DATASET RECORDS:
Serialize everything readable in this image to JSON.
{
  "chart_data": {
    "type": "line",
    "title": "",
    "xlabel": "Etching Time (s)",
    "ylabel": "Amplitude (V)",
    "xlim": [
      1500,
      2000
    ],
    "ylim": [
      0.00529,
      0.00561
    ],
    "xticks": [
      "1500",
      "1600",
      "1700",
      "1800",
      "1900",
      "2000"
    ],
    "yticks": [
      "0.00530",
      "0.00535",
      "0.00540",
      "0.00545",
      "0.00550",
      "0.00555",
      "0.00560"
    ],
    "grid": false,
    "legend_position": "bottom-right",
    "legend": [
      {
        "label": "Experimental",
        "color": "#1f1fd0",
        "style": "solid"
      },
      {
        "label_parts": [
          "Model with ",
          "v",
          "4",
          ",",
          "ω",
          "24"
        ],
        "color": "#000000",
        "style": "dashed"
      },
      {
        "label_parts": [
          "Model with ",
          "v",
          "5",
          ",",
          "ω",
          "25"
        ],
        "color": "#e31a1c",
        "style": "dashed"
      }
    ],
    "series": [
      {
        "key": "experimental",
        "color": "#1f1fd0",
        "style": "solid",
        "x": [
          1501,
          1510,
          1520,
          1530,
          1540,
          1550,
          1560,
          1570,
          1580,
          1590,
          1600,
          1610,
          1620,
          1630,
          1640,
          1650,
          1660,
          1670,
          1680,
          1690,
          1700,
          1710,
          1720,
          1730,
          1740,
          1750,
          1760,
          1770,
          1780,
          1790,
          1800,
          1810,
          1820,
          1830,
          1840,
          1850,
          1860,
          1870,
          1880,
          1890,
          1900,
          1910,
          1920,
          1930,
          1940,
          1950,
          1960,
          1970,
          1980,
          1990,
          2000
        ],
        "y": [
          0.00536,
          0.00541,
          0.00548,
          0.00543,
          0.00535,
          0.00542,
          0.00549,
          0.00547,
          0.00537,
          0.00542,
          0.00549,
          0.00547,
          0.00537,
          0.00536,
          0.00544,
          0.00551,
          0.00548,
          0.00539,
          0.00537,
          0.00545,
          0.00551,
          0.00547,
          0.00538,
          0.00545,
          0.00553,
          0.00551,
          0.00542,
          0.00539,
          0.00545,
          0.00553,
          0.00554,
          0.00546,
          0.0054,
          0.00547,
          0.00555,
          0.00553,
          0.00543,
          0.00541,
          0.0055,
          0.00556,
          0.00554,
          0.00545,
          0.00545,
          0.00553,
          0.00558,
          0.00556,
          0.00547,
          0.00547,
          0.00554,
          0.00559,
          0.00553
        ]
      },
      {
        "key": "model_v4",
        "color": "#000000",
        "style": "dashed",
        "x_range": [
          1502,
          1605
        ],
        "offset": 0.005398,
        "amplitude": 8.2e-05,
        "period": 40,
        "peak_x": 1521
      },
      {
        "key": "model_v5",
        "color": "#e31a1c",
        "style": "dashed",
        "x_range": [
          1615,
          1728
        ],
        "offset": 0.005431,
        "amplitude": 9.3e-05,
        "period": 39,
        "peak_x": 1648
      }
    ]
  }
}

GIVEN INSTRUCTION:
Restate the whole of the material exactly.

COMPLETED TASK:
Serialize everything readable in this image to JSON.
{
  "chart_data": {
    "type": "line",
    "title": "",
    "xlabel": "Etching Time (s)",
    "ylabel": "Amplitude (V)",
    "xlim": [
      1500,
      2000
    ],
    "ylim": [
      0.00529,
      0.00561
    ],
    "xticks": [
      "1500",
      "1600",
      "1700",
      "1800",
      "1900",
      "2000"
    ],
    "yticks": [
      "0.00530",
      "0.00535",
      "0.00540",
      "0.00545",
      "0.00550",
      "0.00555",
      "0.00560"
    ],
    "grid": false,
    "legend_position": "bottom-right",
    "legend": [
      {
        "label": "Experimental",
        "color": "#1f1fd0",
        "style": "solid"
      },
      {
        "label_parts": [
          "Model with ",
          "v",
          "4",
          ",",
          "ω",
          "24"
        ],
        "color": "#000000",
        "style": "dashed"
      },
      {
        "label_parts": [
          "Model with ",
          "v",
          "5",
          ",",
          "ω",
          "25"
        ],
        "color": "#e31a1c",
        "style": "dashed"
      }
    ],
    "series": [
      {
        "key": "experimental",
        "color": "#1f1fd0",
        "style": "solid",
        "x": [
          1501,
          1510,
          1520,
          1530,
          1540,
          1550,
          1560,
          1570,
          1580,
          1590,
          1600,
          1610,
          1620,
          1630,
          1640,
          1650,
          1660,
          1670,
          1680,
          1690,
          1700,
          1710,
          1720,
          1730,
          1740,
          1750,
          1760,
          1770,
          1780,
          1790,
          1800,
          1810,
          1820,
          1830,
          1840,
          1850,
          1860,
          1870,
          1880,
          1890,
          1900,
          1910,
          1920,
          1930,
          1940,
          1950,
          1960,
          1970,
          1980,
          1990,
          2000
        ],
        "y": [
          0.00536,
          0.00541,
          0.00548,
          0.00543,
          0.00535,
          0.00542,
          0.00549,
          0.00547,
          0.00537,
          0.00542,
          0.00549,
          0.00547,
          0.00537,
          0.00536,
          0.00544,
          0.00551,
          0.00548,
          0.00539,
          0.00537,
          0.00545,
          0.00551,
          0.00547,
          0.00538,
          0.00545,
          0.00553,
          0.00551,
          0.00542,
          0.00539,
          0.00545,
          0.00553,
          0.00554,
          0.00546,
          0.0054,
          0.00547,
          0.00555,
          0.00553,
          0.00543,
          0.00541,
          0.0055,
          0.00556,
          0.00554,
          0.00545,
          0.00545,
          0.00553,
          0.00558,
          0.00556,
          0.00547,
          0.00547,
          0.00554,
          0.00559,
          0.00553
        ]
      },
      {
        "key": "model_v4",
        "color": "#000000",
        "style": "dashed",
        "x_range": [
          1502,
          1605
        ],
        "offset": 0.005398,
        "amplitude": 8.2e-05,
        "period": 40,
        "peak_x": 1521
      },
      {
        "key": "model_v5",
        "color": "#e31a1c",
        "style": "dashed",
        "x_range": [
          1615,
          1728
        ],
        "offset": 0.005431,
        "amplitude": 9.3e-05,
        "period": 39,
        "peak_x": 1648
      }
    ]
  }
}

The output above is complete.